» **EXCERPT PROVIDED**:

City names continued on all Qantas ordered and delivered Boeing 747, Boeing 747SP and Boeing 767 aircraft until 2008. 	 
 
 
 1989 Boeing 747-400 – in addition to their usual city names, all Boeing 747-400 aircraft carry the word "Longreach" as part of the livery. This is actually a double meaning - it signifies both the "long reach" of the aircraft (i.e. they have a long range), and the town where Qantas commenced operations : Longreach, Queensland.
 In 1993 Qantas obtained a domestic route network when Australian Airlines (formerly Trans Australia Airlines) was merged into Qantas. Australian Airlines had used different naming conventions and these names were carried over. 	
 1981 Airbus A300 – Australian explorers – James Cook, John Oxley, John Forrest, William Light and John Fawkner
 1986 Boeing 737-300 – inspirational names – Courageous, Advance, Adventure, Boldness, Challenge, Daring, Enterprise, Intrepid, Progress, Success, Valiant, Victory, Resolute, Fortitude, Endeavour and Gallant	
 1990 Boeing 737-400 – birds – Kookaburra, Brolga, Eagle, Falcon, Swan, Heron, Ibis, Swift, Kestrel, Egret, Lorikeet, Petrel, Bellbird, Cockatiel, Jabiru, Kingfisher and Currawong Also, the final few Boeing 737-400s delivered were named as per the 737-300 convention  – Sharing, Trust, Integrity and Tenacity.
 1993 – Aboriginal Art – six aircraft have been painted with five different Aboriginal liveries and named accordingly; initially to celebrate the 1993 International observance of International Year for the World's Indigenous People. There has been some criticism of Qantas for using Indigenous names and imagery as Indigenous Australians are under-represented in its workforce.
Wunala Dreaming (Boeing 747-400  and Boeing 747-400ER after retirement of OJB) (OJB was repainted into regular Qantas livery) The design was by John Moriarty and his wife Ros (Balarinji Designs); the design features the spirits of Indigenous Australians in the form of kangaroos travelling through the red desert landscape. VH-OEJ was repainted back into the standard Qantas livery in 2012. Wunala means kangaroo.
Nalanji Dreaming (Boeing 747-300 ) was also painted to a design by John and Ros Moriarty and was launched in 1995. The aircraft has been retired in 2008.

» **DATASET EXCERPTS**:
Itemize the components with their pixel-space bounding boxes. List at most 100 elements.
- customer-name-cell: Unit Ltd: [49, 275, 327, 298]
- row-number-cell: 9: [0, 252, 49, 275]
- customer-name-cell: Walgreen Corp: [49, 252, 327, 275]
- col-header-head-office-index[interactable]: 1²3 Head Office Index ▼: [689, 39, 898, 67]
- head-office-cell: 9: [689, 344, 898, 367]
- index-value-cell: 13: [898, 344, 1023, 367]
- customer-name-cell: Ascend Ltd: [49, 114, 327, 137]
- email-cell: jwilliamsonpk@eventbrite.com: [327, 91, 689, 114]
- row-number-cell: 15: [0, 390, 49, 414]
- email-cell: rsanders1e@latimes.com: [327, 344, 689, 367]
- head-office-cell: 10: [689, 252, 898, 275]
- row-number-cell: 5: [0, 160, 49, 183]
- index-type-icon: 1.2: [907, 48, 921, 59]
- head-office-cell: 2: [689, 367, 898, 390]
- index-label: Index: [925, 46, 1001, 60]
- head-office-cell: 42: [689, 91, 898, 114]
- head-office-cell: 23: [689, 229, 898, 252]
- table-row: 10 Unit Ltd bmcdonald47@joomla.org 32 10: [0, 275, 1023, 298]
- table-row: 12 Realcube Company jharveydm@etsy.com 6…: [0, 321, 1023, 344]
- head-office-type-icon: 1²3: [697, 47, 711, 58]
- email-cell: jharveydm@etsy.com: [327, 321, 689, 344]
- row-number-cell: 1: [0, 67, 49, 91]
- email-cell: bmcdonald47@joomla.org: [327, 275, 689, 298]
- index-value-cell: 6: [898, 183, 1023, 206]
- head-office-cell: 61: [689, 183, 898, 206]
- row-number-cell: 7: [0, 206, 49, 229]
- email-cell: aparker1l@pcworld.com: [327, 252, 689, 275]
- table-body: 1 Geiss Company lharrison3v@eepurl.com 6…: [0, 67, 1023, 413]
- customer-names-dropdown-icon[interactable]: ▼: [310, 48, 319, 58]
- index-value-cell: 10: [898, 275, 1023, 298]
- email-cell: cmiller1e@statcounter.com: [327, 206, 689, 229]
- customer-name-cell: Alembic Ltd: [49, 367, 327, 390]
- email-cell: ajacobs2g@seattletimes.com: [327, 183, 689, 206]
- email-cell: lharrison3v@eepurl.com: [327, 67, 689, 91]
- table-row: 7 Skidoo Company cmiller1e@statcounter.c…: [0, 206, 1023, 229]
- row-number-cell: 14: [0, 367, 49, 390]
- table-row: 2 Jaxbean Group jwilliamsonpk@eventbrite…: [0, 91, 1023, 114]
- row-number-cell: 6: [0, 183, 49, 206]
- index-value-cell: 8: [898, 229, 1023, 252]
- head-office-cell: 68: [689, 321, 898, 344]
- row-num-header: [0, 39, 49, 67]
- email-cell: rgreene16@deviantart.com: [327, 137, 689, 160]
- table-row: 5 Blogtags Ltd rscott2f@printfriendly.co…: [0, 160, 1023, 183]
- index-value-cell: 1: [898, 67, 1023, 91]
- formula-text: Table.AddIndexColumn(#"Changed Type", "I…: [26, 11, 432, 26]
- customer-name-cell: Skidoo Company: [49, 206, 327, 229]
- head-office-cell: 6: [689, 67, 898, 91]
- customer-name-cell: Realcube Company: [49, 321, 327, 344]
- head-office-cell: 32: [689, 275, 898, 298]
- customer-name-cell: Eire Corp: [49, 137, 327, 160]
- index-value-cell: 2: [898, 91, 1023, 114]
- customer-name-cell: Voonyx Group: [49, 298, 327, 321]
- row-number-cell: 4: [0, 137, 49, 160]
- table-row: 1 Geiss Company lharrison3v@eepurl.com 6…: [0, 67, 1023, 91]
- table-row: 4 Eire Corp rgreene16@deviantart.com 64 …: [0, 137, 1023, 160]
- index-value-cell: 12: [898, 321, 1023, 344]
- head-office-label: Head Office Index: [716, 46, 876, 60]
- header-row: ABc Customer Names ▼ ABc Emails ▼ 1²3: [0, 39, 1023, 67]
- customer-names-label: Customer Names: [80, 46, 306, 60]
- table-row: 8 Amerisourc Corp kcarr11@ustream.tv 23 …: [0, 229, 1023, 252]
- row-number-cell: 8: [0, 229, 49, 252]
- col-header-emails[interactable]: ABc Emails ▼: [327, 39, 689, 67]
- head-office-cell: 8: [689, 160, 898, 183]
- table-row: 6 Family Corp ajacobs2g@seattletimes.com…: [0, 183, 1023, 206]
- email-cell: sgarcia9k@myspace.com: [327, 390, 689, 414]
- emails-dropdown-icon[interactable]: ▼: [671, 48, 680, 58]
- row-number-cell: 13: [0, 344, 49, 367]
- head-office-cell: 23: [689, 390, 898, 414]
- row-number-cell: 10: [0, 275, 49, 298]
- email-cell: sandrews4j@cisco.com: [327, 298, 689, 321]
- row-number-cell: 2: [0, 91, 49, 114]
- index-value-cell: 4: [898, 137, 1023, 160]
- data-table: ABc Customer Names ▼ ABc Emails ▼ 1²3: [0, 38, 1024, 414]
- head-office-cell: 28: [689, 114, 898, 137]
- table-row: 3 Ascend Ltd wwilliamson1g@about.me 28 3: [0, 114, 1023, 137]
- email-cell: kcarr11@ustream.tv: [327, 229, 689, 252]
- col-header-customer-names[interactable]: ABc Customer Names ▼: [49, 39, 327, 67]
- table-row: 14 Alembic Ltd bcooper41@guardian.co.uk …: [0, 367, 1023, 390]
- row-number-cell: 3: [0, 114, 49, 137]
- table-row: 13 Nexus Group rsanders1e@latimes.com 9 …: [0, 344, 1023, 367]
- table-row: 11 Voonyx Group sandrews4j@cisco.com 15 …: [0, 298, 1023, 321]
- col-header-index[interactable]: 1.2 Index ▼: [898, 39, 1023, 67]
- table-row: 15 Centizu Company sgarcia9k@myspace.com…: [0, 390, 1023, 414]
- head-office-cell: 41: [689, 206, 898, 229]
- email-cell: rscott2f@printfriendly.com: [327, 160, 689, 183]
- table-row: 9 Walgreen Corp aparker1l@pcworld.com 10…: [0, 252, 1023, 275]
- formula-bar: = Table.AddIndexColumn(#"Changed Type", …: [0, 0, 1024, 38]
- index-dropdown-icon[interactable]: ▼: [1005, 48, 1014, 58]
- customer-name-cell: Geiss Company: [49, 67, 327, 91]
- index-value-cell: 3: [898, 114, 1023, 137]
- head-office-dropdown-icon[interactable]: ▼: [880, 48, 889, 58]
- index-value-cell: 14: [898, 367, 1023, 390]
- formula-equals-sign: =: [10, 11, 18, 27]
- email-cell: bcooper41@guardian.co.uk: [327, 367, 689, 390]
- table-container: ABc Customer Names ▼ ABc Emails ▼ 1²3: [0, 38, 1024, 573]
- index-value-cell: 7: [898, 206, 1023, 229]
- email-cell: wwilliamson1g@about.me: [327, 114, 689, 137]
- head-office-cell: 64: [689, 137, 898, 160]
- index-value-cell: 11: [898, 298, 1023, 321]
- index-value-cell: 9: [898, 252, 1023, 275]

» **EXERCISE PROMPT**: Continue the passage on Qantas aircraft names from its last sentence. The rows come from a separate source unrelated to the passage on Qantas aircraft names.

» **EXERCISE RESULT**:
Yananyi Dreaming (Boeing 737-800 ) launched in 2002; the artwork was by Rene Kulitja, a Pitjitjantjarra woman from Mutitjulu, near Uluru. repainted into corporate livery - September 2014.
Mendoowoorrji  (Boeing 737-800 ) was designed by John and Ros Moriarty based on the 2005 painting 'Medicine Pocket' by West Australian Aboriginal artist Paddy Bedford and launched in November 2013.
Emily Kame Kngwarreye (Boeing 787 Dreamliner ) was inspired by the 1991 artwork 'Yam Dreaming', painted by the late artist, Emily Kame Kngwarreye. The painting captures the essence of the yam plant, an important symbol in Emily's Dreamtime story, and an important food source in her home region of Utopia, 230 kilometres north east of Alice Springs.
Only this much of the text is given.